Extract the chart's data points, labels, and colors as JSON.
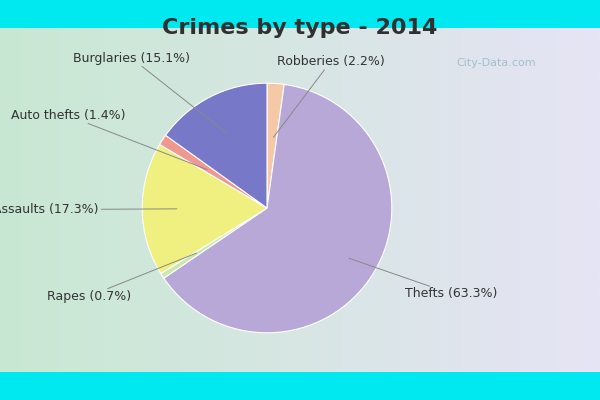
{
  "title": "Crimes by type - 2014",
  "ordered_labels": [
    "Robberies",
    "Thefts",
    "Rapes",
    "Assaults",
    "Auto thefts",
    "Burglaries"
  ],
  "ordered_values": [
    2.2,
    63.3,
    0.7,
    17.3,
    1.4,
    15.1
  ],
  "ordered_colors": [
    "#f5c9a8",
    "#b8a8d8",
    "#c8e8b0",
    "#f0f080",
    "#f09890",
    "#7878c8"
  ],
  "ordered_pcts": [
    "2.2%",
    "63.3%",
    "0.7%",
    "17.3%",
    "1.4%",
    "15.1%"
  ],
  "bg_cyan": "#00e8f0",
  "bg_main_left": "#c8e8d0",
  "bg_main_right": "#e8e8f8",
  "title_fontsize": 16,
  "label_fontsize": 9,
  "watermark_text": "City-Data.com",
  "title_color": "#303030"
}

----------

→ **Short task**
Go through the listing above and write it all out exactly, leaving out any picture.

→ **Reply to the task**
Extract the chart's data points, labels, and colors as JSON.
{
  "title": "Crimes by type - 2014",
  "ordered_labels": [
    "Robberies",
    "Thefts",
    "Rapes",
    "Assaults",
    "Auto thefts",
    "Burglaries"
  ],
  "ordered_values": [
    2.2,
    63.3,
    0.7,
    17.3,
    1.4,
    15.1
  ],
  "ordered_colors": [
    "#f5c9a8",
    "#b8a8d8",
    "#c8e8b0",
    "#f0f080",
    "#f09890",
    "#7878c8"
  ],
  "ordered_pcts": [
    "2.2%",
    "63.3%",
    "0.7%",
    "17.3%",
    "1.4%",
    "15.1%"
  ],
  "bg_cyan": "#00e8f0",
  "bg_main_left": "#c8e8d0",
  "bg_main_right": "#e8e8f8",
  "title_fontsize": 16,
  "label_fontsize": 9,
  "watermark_text": "City-Data.com",
  "title_color": "#303030"
}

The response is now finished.